***** INFORMATION SHOWN

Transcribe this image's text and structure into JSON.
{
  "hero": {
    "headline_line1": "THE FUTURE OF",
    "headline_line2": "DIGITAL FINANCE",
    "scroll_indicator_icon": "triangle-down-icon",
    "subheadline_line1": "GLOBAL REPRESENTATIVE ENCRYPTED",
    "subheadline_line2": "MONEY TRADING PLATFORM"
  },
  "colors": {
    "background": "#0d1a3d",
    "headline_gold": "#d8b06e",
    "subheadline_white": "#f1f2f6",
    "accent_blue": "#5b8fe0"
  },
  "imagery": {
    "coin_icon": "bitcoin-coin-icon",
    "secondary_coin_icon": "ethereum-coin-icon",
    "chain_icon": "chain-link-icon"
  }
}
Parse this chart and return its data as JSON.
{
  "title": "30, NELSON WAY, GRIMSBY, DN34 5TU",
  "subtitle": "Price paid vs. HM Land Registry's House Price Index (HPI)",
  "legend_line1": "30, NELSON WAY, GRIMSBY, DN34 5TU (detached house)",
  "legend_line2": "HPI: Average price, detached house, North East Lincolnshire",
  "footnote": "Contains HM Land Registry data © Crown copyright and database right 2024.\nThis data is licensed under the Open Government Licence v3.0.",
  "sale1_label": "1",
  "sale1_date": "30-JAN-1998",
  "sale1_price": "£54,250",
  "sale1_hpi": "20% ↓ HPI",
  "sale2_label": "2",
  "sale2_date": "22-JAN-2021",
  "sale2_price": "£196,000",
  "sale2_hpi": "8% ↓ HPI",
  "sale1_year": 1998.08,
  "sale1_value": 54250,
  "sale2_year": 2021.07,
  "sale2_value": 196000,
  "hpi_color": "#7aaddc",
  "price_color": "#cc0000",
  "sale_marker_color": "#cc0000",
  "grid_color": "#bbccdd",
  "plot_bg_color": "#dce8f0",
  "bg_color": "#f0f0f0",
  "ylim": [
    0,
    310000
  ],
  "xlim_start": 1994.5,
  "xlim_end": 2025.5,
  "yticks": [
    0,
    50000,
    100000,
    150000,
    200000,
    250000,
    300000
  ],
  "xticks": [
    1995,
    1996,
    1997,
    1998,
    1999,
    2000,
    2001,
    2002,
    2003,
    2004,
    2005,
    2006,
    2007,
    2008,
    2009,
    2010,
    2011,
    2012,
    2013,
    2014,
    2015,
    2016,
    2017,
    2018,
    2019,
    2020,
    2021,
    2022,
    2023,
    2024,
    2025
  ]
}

**********

WHAT IS EXPECTED: Output all of the material exactly as written.

CORRECT RESULT:
Transcribe this image's text and structure into JSON.
{
  "hero": {
    "headline_line1": "THE FUTURE OF",
    "headline_line2": "DIGITAL FINANCE",
    "scroll_indicator_icon": "triangle-down-icon",
    "subheadline_line1": "GLOBAL REPRESENTATIVE ENCRYPTED",
    "subheadline_line2": "MONEY TRADING PLATFORM"
  },
  "colors": {
    "background": "#0d1a3d",
    "headline_gold": "#d8b06e",
    "subheadline_white": "#f1f2f6",
    "accent_blue": "#5b8fe0"
  },
  "imagery": {
    "coin_icon": "bitcoin-coin-icon",
    "secondary_coin_icon": "ethereum-coin-icon",
    "chain_icon": "chain-link-icon"
  }
}
Parse this chart and return its data as JSON.
{
  "title": "30, NELSON WAY, GRIMSBY, DN34 5TU",
  "subtitle": "Price paid vs. HM Land Registry's House Price Index (HPI)",
  "legend_line1": "30, NELSON WAY, GRIMSBY, DN34 5TU (detached house)",
  "legend_line2": "HPI: Average price, detached house, North East Lincolnshire",
  "footnote": "Contains HM Land Registry data © Crown copyright and database right 2024.\nThis data is licensed under the Open Government Licence v3.0.",
  "sale1_label": "1",
  "sale1_date": "30-JAN-1998",
  "sale1_price": "£54,250",
  "sale1_hpi": "20% ↓ HPI",
  "sale2_label": "2",
  "sale2_date": "22-JAN-2021",
  "sale2_price": "£196,000",
  "sale2_hpi": "8% ↓ HPI",
  "sale1_year": 1998.08,
  "sale1_value": 54250,
  "sale2_year": 2021.07,
  "sale2_value": 196000,
  "hpi_color": "#7aaddc",
  "price_color": "#cc0000",
  "sale_marker_color": "#cc0000",
  "grid_color": "#bbccdd",
  "plot_bg_color": "#dce8f0",
  "bg_color": "#f0f0f0",
  "ylim": [
    0,
    310000
  ],
  "xlim_start": 1994.5,
  "xlim_end": 2025.5,
  "yticks": [
    0,
    50000,
    100000,
    150000,
    200000,
    250000,
    300000
  ],
  "xticks": [
    1995,
    1996,
    1997,
    1998,
    1999,
    2000,
    2001,
    2002,
    2003,
    2004,
    2005,
    2006,
    2007,
    2008,
    2009,
    2010,
    2011,
    2012,
    2013,
    2014,
    2015,
    2016,
    2017,
    2018,
    2019,
    2020,
    2021,
    2022,
    2023,
    2024,
    2025
  ]
}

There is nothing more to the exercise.